#### Aim
Work out how many lines of the records hold the string "processing", and reply with that number alone.
-- BEGIN --
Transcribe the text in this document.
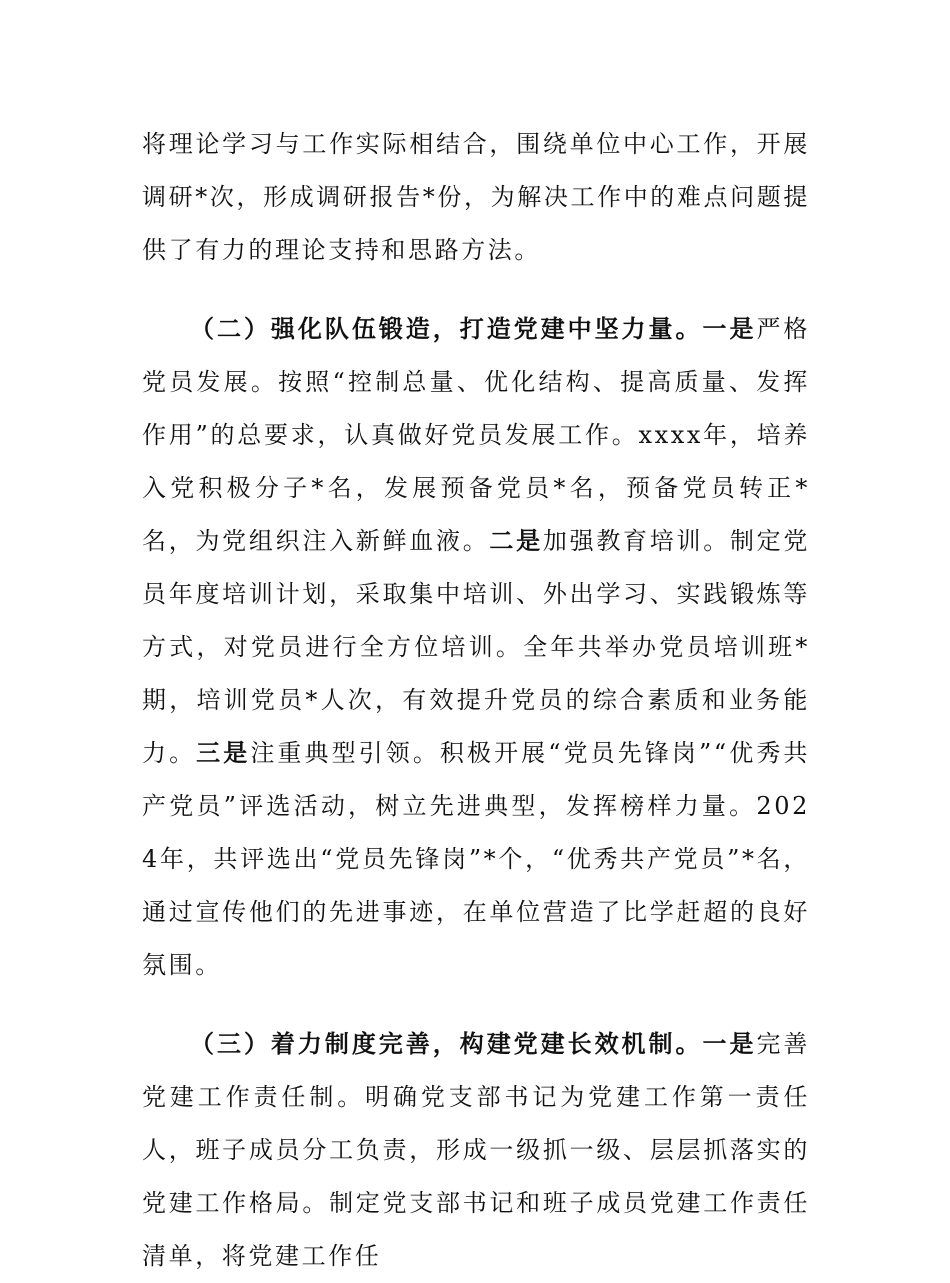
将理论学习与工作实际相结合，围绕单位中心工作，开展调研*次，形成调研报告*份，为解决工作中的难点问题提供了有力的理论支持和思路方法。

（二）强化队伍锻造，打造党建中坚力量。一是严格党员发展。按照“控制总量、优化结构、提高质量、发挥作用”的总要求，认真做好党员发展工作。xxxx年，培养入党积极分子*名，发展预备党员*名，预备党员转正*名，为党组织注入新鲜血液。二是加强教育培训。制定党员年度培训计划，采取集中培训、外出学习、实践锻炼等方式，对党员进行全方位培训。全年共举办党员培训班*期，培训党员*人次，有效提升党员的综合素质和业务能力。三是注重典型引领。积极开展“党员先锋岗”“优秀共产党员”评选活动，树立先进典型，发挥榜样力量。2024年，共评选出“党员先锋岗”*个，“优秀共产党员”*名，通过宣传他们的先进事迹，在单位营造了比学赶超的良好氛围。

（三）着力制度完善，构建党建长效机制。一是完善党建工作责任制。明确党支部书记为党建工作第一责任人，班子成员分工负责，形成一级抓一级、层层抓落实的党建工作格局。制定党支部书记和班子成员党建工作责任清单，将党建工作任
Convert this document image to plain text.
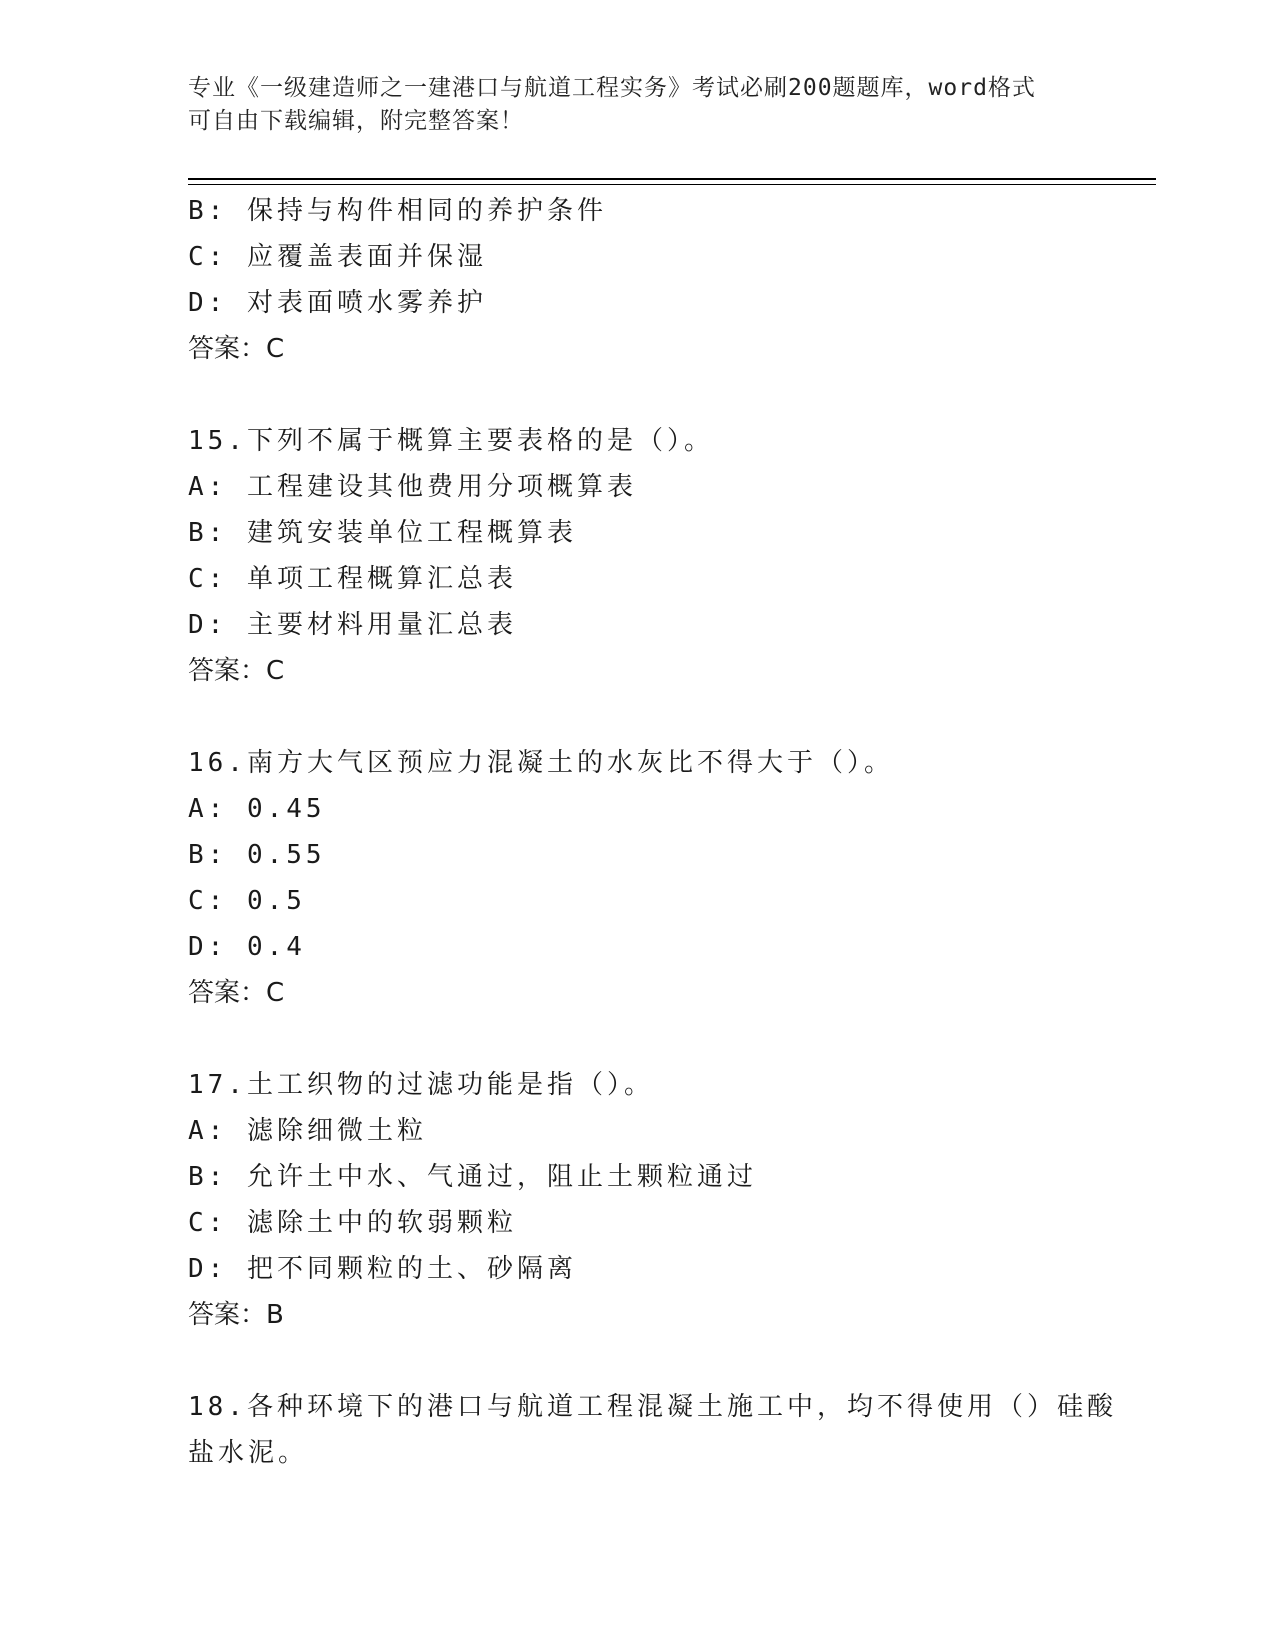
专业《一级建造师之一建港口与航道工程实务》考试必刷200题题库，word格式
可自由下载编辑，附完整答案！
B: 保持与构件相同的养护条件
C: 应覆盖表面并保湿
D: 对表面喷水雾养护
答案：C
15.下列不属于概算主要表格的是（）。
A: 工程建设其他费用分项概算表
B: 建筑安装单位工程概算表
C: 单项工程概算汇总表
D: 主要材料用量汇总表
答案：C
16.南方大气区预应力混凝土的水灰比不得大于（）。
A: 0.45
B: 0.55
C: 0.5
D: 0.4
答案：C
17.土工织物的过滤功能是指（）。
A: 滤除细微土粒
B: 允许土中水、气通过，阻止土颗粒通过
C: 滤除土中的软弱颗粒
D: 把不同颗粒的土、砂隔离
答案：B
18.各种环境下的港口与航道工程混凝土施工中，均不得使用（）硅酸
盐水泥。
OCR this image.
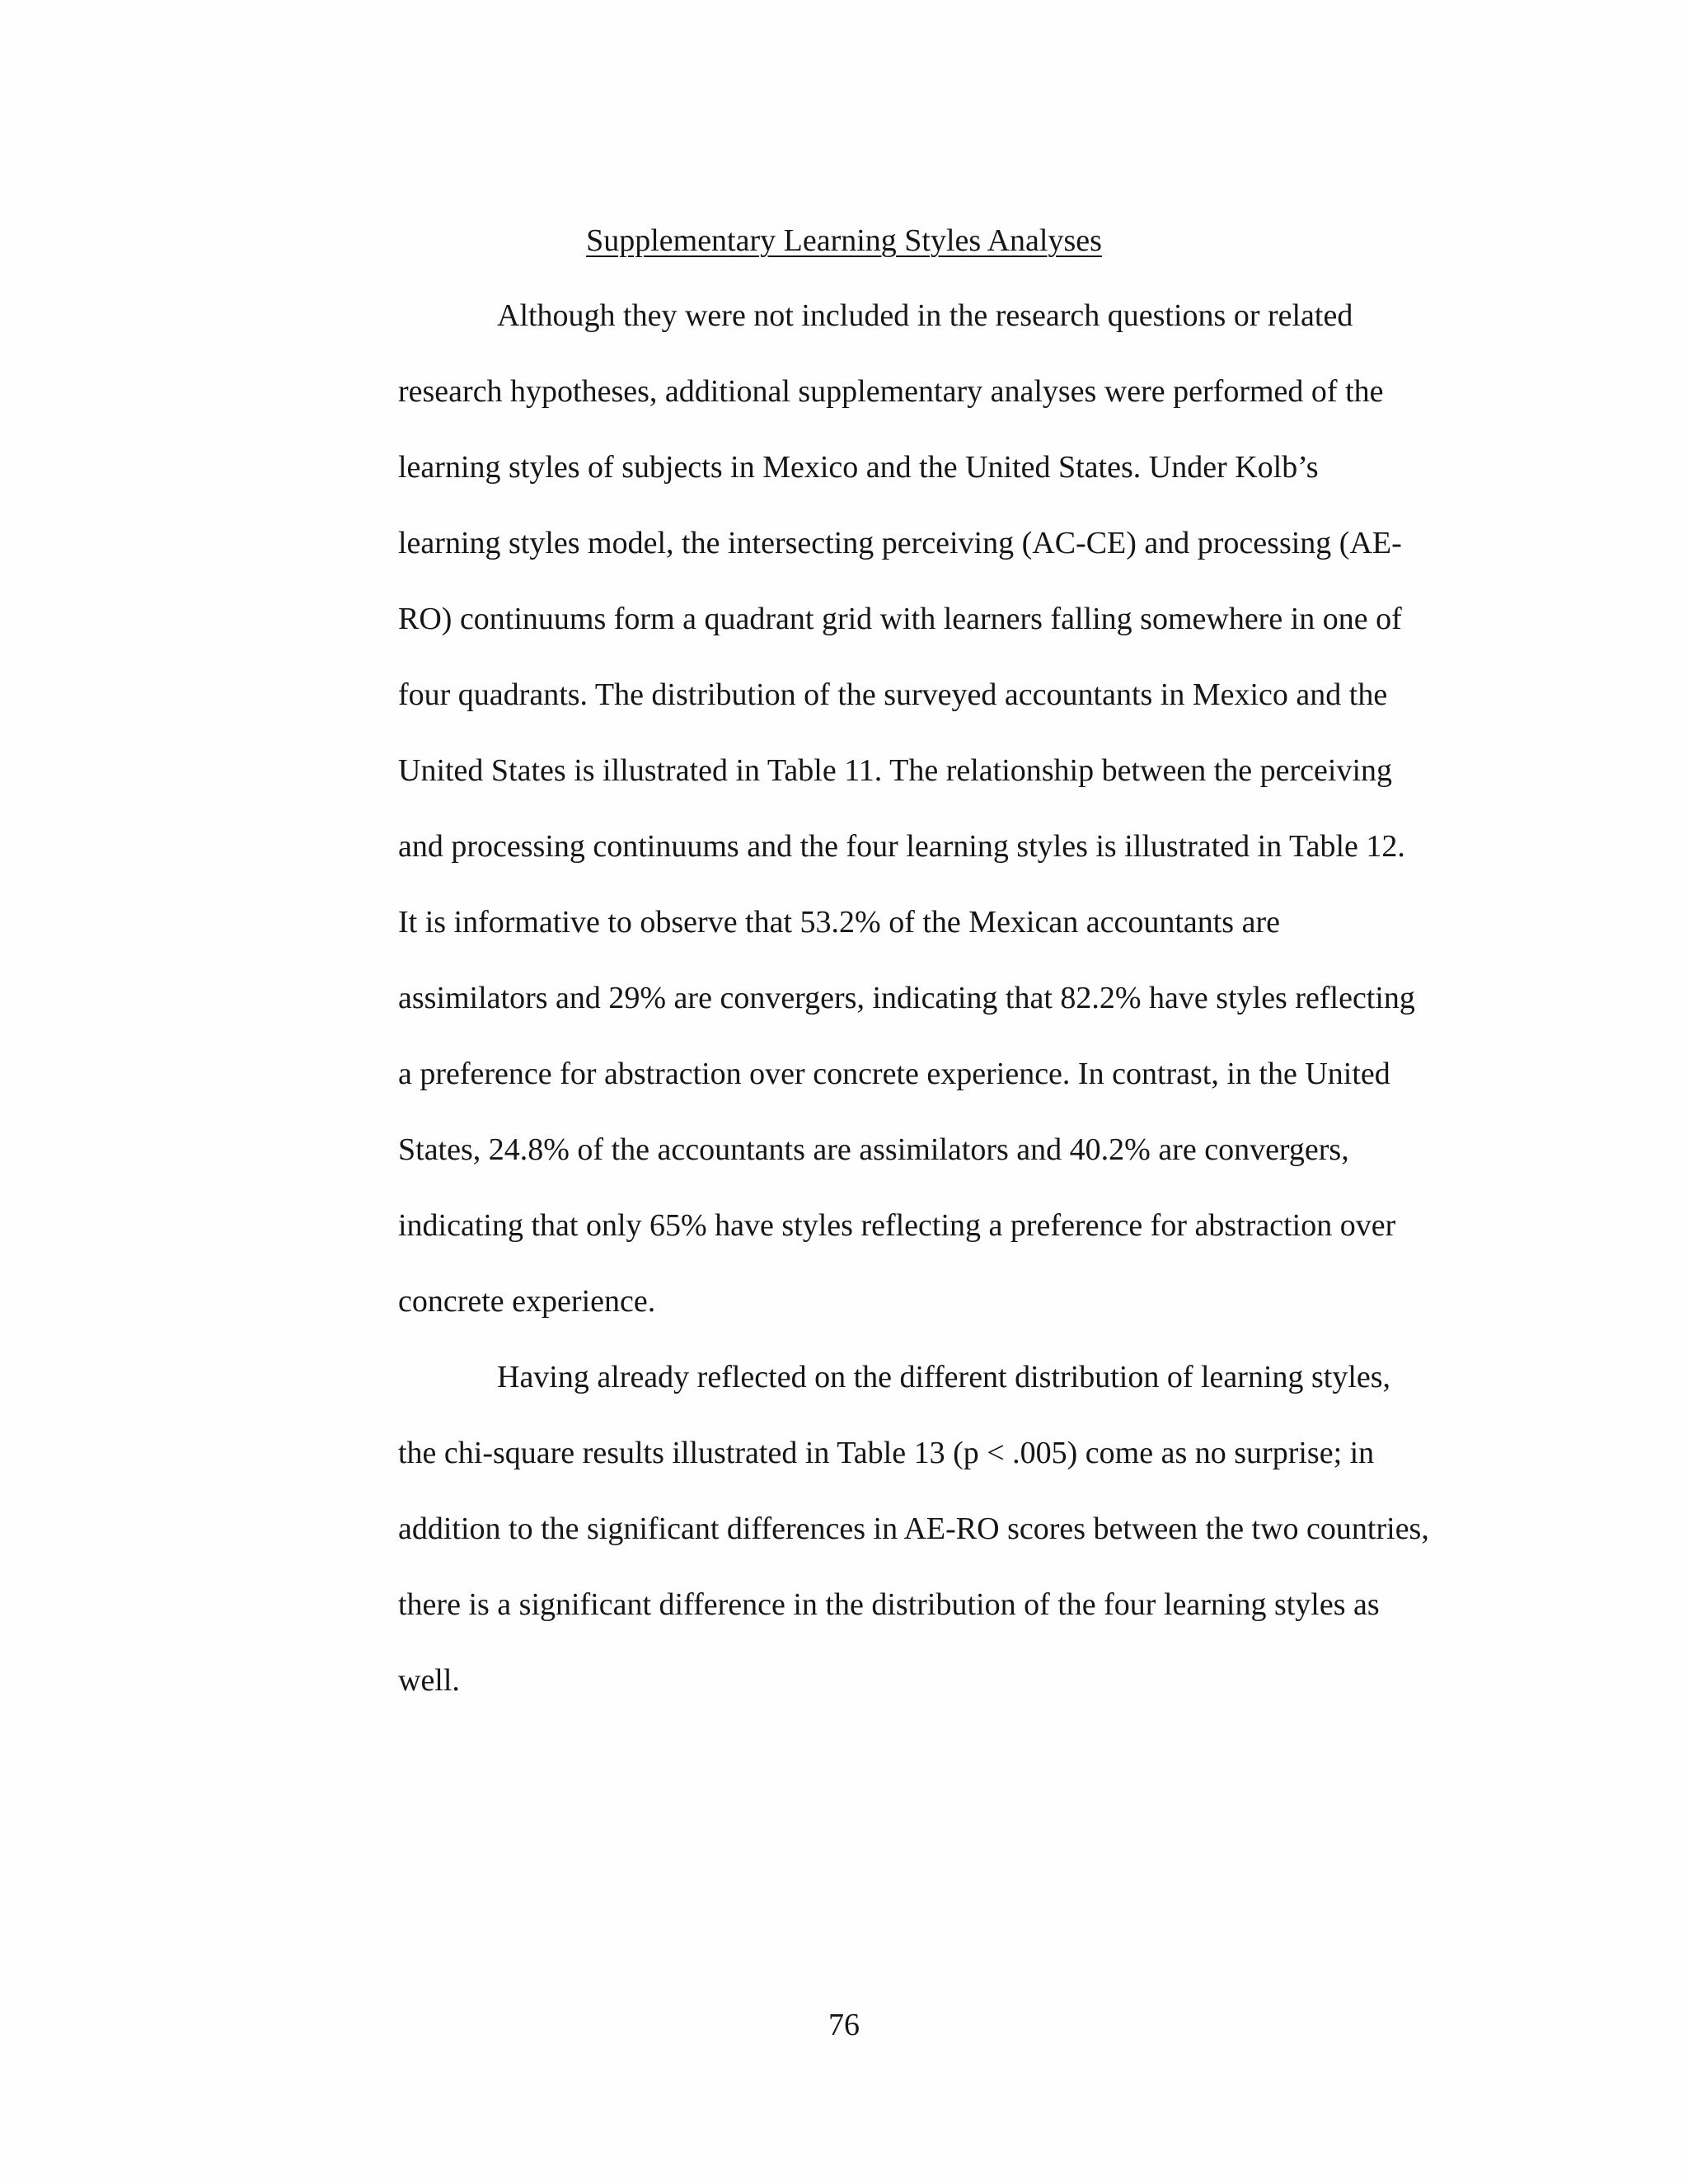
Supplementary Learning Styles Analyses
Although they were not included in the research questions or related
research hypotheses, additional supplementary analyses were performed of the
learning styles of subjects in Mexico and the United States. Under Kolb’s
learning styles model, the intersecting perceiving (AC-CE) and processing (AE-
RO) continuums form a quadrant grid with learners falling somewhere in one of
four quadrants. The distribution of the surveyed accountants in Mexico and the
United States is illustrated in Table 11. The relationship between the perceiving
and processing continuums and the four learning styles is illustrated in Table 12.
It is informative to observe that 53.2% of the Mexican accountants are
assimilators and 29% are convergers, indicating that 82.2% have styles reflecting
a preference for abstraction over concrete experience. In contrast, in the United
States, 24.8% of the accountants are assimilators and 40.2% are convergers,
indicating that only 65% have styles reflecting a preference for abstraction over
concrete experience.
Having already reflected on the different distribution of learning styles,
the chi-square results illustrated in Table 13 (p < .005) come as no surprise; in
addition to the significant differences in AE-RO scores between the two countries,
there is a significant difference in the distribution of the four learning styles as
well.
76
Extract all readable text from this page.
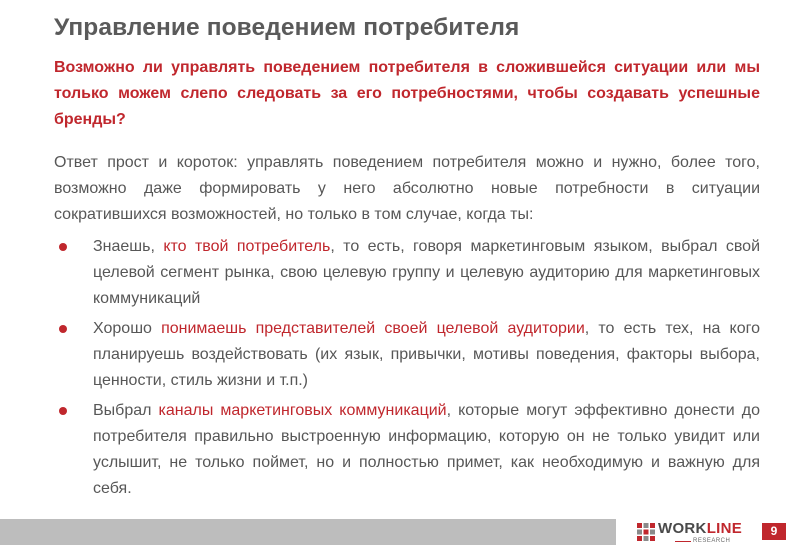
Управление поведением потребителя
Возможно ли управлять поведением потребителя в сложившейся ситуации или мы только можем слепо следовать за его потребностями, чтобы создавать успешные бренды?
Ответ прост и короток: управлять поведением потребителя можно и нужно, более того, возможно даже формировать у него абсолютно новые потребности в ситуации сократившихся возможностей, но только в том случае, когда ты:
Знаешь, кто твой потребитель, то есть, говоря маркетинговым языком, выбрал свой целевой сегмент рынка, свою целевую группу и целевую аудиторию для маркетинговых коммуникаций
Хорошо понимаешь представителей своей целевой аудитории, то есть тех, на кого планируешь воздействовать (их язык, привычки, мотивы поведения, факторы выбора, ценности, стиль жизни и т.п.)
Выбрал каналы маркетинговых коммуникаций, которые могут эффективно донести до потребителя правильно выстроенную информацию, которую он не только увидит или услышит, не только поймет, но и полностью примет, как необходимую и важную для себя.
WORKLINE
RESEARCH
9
-- END --
#### Solution to the exercise
2